[TASK STATEMENT]:
Every line holding the string "JSON" should be gathered.

[DATASET EXTRACT]:

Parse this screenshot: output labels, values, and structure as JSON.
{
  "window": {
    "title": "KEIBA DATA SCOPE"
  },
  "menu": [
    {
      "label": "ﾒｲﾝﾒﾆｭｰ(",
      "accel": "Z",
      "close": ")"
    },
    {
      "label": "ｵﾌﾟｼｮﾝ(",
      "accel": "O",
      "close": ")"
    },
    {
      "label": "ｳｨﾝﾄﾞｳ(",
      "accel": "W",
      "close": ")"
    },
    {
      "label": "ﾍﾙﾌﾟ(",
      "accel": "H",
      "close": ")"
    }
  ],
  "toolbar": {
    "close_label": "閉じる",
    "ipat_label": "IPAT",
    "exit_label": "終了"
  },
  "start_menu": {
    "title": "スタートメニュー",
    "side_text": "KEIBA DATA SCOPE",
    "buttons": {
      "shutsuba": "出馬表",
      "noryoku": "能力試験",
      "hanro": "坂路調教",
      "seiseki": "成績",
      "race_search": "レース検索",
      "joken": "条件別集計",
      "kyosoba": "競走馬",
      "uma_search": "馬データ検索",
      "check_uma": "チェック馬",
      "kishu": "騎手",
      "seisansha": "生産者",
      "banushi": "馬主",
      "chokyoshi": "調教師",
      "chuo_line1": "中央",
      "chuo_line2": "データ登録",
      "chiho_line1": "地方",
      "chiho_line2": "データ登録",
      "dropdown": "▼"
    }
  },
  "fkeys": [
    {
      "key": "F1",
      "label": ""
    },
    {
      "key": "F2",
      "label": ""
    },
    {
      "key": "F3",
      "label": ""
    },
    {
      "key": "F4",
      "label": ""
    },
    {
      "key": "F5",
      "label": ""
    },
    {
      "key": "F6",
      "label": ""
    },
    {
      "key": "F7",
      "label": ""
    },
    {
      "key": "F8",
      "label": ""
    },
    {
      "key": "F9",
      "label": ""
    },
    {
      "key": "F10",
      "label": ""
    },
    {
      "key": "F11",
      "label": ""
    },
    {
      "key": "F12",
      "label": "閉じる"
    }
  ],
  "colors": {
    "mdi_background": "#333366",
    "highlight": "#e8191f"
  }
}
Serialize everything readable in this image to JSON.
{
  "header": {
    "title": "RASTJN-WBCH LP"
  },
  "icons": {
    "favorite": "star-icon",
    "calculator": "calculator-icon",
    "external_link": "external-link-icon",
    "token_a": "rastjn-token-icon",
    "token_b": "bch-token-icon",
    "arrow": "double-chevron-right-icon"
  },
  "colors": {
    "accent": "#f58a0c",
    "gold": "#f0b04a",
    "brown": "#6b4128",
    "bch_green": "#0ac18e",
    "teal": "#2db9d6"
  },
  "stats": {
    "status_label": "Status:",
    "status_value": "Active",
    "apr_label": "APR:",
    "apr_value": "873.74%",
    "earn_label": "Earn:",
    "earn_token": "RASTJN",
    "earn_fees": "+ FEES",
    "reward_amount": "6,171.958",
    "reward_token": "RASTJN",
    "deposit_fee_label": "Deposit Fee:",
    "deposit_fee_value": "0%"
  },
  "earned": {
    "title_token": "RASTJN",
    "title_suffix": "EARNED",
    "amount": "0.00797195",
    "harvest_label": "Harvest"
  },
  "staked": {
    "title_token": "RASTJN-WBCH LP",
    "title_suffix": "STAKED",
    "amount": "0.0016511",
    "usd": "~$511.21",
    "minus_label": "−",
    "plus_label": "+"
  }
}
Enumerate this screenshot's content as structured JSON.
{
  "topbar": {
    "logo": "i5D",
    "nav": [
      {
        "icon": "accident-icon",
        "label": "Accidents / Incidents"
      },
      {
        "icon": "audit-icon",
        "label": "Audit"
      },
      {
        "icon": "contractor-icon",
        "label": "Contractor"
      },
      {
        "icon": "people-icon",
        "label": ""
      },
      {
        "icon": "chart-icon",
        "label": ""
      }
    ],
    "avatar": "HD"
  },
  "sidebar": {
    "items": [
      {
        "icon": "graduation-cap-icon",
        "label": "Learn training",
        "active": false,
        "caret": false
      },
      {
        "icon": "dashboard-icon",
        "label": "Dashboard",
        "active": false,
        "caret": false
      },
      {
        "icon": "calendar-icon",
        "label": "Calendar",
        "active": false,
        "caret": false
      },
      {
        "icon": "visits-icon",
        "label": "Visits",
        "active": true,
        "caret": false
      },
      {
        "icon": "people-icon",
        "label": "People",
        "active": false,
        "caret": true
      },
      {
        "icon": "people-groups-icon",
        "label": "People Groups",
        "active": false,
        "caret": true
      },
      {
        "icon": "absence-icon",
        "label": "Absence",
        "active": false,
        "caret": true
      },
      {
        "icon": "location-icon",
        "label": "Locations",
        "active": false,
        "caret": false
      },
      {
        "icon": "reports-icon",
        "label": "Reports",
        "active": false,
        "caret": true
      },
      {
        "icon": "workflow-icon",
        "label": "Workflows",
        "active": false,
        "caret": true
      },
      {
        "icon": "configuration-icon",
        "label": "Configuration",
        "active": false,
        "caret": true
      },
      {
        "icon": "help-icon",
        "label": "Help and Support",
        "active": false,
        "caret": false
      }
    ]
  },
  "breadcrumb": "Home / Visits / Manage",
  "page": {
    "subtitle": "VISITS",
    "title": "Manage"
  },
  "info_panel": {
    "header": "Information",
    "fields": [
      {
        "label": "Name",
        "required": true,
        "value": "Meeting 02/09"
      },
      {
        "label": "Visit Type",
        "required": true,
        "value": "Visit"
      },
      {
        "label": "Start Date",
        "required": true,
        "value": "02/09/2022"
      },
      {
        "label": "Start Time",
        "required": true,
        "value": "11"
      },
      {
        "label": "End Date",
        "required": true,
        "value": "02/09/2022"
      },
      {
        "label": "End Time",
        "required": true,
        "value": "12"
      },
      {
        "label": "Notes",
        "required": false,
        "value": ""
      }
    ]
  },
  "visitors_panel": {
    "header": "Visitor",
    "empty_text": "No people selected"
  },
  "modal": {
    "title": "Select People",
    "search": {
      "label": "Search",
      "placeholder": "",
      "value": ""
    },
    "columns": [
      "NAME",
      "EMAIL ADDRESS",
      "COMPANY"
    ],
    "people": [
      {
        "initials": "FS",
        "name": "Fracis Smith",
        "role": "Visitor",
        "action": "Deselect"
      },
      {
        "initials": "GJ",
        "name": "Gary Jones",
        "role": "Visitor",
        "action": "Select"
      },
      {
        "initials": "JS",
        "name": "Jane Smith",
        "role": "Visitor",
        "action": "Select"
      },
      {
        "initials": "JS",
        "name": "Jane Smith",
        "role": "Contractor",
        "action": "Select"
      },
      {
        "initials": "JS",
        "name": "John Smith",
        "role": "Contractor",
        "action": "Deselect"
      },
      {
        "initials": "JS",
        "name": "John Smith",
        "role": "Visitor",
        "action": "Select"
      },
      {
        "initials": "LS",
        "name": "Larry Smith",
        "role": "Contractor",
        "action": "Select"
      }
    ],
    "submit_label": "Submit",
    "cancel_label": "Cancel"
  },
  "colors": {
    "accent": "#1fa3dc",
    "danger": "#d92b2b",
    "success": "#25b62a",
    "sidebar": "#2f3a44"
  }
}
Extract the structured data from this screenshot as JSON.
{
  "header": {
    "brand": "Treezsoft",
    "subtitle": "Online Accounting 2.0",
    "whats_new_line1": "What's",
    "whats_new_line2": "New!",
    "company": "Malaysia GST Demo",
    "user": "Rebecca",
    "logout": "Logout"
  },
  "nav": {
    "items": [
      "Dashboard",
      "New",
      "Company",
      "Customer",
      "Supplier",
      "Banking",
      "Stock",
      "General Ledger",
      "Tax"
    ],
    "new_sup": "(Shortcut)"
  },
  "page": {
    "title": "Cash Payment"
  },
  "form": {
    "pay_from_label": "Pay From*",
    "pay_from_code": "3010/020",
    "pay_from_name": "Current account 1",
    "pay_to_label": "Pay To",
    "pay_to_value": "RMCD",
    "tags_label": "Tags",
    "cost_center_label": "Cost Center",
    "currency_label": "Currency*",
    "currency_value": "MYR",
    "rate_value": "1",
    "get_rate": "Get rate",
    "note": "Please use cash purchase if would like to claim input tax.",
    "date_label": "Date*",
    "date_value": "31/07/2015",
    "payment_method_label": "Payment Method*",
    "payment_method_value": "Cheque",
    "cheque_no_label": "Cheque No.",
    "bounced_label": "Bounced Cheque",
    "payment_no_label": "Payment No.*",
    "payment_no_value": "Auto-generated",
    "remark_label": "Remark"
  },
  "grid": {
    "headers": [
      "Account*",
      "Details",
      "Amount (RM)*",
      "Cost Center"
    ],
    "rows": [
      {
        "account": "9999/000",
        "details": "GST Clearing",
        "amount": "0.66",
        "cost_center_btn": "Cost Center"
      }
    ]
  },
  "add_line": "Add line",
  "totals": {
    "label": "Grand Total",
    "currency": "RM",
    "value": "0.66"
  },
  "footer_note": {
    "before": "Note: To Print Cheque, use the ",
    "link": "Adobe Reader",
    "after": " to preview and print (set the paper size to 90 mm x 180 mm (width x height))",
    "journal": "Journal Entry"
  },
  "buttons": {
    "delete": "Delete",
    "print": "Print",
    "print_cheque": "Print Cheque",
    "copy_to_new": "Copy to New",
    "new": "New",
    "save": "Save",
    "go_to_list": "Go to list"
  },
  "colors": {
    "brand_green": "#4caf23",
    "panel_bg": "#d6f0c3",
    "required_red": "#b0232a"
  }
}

[SOLUTION FOR THIS EXERCISE]:
Parse this screenshot: output labels, values, and structure as JSON.
Serialize everything readable in this image to JSON.
Enumerate this screenshot's content as structured JSON.
Extract the structured data from this screenshot as JSON.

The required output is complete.